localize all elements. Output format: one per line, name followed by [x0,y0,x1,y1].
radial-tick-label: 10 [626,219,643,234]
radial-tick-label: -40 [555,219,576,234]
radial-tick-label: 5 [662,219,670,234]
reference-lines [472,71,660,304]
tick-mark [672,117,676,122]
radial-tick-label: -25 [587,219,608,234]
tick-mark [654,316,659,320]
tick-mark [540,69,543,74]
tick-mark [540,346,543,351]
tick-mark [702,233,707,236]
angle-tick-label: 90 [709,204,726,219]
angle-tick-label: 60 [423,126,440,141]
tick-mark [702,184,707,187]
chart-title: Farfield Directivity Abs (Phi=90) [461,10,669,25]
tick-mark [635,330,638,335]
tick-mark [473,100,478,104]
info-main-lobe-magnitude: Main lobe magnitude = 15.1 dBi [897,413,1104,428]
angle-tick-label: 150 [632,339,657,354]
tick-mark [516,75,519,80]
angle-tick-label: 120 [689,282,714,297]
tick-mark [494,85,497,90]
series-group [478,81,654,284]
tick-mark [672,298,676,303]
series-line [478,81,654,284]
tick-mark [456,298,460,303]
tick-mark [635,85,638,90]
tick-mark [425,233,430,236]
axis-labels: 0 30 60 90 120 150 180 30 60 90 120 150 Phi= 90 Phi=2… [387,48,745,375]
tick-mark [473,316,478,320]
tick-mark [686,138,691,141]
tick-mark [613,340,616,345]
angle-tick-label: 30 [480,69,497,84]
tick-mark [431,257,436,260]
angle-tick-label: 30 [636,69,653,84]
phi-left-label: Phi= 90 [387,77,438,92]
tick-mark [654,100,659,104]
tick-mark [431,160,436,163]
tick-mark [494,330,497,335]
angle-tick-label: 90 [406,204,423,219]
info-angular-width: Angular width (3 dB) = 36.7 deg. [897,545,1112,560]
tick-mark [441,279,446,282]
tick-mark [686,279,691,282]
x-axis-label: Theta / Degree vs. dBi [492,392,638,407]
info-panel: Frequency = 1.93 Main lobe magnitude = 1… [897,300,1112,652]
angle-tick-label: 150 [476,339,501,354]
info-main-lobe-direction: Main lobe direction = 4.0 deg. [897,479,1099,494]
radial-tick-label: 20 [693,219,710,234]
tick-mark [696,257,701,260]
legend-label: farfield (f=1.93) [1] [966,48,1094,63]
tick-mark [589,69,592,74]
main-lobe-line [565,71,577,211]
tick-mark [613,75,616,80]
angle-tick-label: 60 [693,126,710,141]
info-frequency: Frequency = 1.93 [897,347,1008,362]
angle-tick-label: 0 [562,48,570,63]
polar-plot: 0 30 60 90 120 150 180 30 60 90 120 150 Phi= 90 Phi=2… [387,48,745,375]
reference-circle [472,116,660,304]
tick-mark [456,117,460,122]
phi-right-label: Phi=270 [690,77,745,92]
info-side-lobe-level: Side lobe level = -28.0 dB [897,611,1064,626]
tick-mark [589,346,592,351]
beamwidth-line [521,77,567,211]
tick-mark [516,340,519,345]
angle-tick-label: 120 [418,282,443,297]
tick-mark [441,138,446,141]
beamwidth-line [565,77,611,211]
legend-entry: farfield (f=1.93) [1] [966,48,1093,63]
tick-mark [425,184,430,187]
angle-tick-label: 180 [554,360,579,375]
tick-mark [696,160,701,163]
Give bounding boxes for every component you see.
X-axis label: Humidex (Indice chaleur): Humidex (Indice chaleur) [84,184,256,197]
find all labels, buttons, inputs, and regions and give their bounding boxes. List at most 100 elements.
************
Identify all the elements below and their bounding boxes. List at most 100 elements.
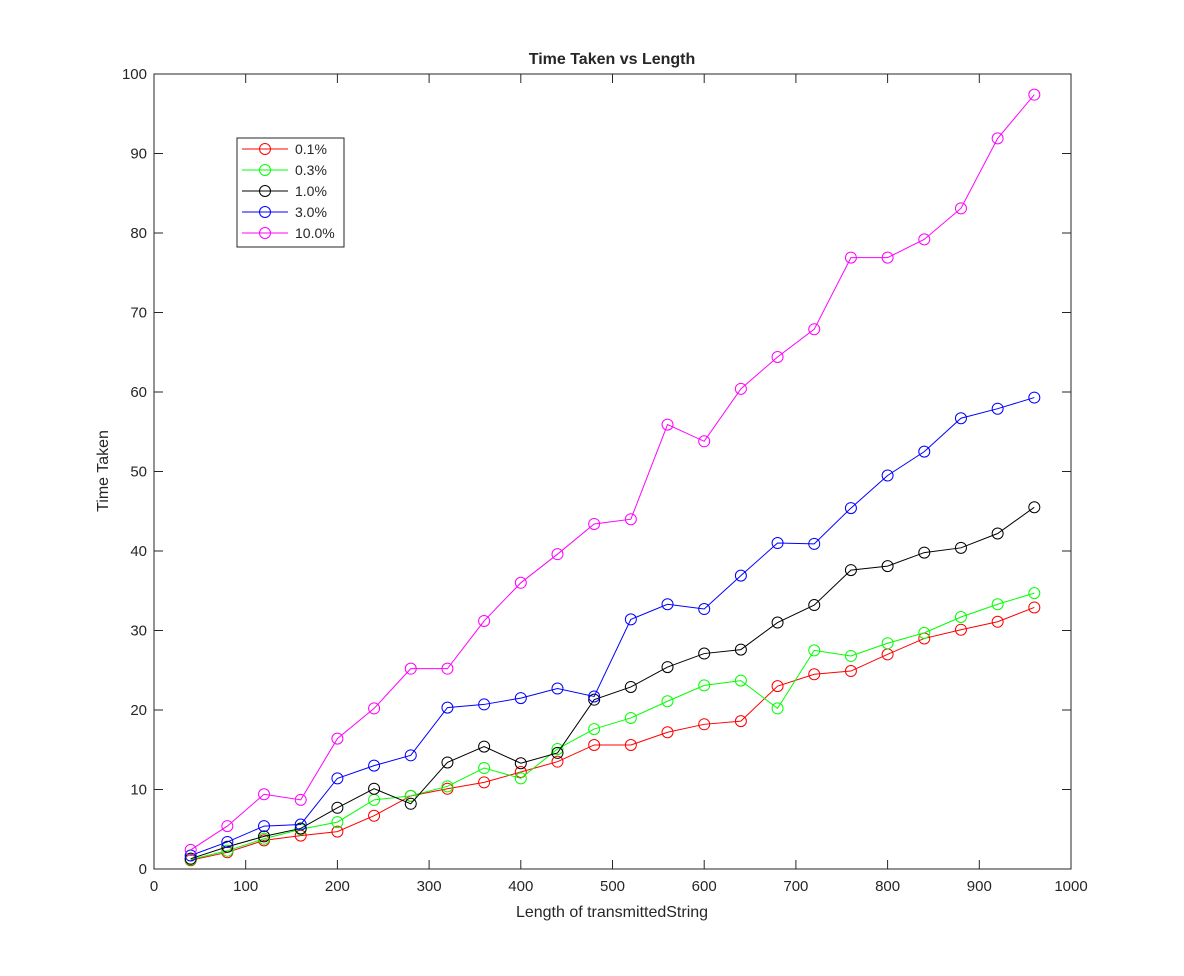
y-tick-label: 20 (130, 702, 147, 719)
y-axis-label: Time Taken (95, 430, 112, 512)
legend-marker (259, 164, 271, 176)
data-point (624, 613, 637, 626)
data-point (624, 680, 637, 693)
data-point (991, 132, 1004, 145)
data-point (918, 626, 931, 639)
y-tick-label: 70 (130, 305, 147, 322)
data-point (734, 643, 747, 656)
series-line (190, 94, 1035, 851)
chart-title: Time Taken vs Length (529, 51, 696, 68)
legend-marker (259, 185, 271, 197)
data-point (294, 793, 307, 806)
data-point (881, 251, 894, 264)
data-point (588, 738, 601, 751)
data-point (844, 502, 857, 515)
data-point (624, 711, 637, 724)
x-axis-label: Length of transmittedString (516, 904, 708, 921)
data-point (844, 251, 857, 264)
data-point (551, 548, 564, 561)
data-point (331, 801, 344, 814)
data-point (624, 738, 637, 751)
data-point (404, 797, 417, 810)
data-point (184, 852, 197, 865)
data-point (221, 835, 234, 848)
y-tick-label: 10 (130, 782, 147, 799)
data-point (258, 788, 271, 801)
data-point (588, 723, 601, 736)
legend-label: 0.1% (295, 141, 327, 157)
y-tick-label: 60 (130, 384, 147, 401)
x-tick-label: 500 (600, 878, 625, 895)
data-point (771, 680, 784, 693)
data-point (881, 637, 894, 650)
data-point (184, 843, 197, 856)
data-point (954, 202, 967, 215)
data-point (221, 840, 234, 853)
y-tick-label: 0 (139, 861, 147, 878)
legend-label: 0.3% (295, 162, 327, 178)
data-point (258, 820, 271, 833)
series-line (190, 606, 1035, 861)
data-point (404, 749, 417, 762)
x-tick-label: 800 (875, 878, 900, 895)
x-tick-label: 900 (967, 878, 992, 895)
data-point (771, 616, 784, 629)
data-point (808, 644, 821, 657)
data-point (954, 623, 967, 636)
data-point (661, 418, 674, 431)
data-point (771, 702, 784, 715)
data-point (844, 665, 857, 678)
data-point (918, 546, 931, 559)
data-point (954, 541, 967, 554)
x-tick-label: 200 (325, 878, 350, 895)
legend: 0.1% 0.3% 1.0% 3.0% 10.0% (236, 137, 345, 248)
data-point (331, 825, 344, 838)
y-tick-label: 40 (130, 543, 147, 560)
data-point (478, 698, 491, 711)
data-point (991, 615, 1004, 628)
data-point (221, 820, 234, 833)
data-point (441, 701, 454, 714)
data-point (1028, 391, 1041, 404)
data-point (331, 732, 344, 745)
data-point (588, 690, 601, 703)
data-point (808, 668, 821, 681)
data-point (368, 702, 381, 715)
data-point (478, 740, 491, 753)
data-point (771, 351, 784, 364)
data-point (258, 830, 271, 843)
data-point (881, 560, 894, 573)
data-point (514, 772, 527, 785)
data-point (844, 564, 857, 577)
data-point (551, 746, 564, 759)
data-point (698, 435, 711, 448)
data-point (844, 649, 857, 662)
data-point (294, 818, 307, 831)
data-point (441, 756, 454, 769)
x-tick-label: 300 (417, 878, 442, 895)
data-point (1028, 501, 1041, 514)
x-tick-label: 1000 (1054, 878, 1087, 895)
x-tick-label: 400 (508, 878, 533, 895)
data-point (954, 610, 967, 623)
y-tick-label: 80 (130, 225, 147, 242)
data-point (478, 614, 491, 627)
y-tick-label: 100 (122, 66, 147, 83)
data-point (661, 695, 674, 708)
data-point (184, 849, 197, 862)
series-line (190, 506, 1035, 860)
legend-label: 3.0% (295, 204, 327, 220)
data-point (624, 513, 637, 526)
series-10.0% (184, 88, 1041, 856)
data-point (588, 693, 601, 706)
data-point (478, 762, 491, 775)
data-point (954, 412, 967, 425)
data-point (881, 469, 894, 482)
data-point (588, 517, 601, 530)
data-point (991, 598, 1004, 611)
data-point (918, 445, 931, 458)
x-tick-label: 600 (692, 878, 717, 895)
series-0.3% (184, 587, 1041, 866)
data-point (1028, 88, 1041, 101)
************
§ PROBLEM
Turn the rows above, from the line with "localize all elements." through the line with "tick-mark [686,279,691,282]", into a numbered list. Include both of those lines and leave out any blank lines.

§ SOLUTION TO THIS PROBLEM
1. localize all elements. Output format: one per line, name followed by [x0,y0,x1,y1].
2. radial-tick-label: 10 [626,219,643,234]
3. radial-tick-label: -40 [555,219,576,234]
4. radial-tick-label: 5 [662,219,670,234]
5. reference-lines [472,71,660,304]
6. tick-mark [672,117,676,122]
7. radial-tick-label: -25 [587,219,608,234]
8. tick-mark [654,316,659,320]
9. tick-mark [540,69,543,74]
10. tick-mark [540,346,543,351]
11. tick-mark [702,233,707,236]
12. angle-tick-label: 90 [709,204,726,219]
13. angle-tick-label: 60 [423,126,440,141]
14. tick-mark [702,184,707,187]
15. chart-title: Farfield Directivity Abs (Phi=90) [461,10,669,25]
16. tick-mark [635,330,638,335]
17. tick-mark [473,100,478,104]
18. info-main-lobe-magnitude: Main lobe magnitude = 15.1 dBi [897,413,1104,428]
19. angle-tick-label: 150 [632,339,657,354]
20. tick-mark [516,75,519,80]
21. angle-tick-label: 120 [689,282,714,297]
22. tick-mark [494,85,497,90]
23. series-group [478,81,654,284]
24. tick-mark [672,298,676,303]
25. series-line [478,81,654,284]
26. tick-mark [456,298,460,303]
27. tick-mark [635,85,638,90]
28. tick-mark [425,233,430,236]
29. axis-labels: 0 30 60 90 120 150 180 30 60 90 120 150 Phi= 90 Phi=2… [387,48,745,375]
30. tick-mark [473,316,478,320]
31. tick-mark [686,138,691,141]
32. tick-mark [613,340,616,345]
33. angle-tick-label: 30 [480,69,497,84]
34. tick-mark [431,257,436,260]
35. angle-tick-label: 30 [636,69,653,84]
36. phi-left-label: Phi= 90 [387,77,438,92]
37. tick-mark [654,100,659,104]
38. tick-mark [431,160,436,163]
39. tick-mark [494,330,497,335]
40. angle-tick-label: 90 [406,204,423,219]
41. info-angular-width: Angular width (3 dB) = 36.7 deg. [897,545,1112,560]
42. tick-mark [441,279,446,282]
43. tick-mark [686,279,691,282]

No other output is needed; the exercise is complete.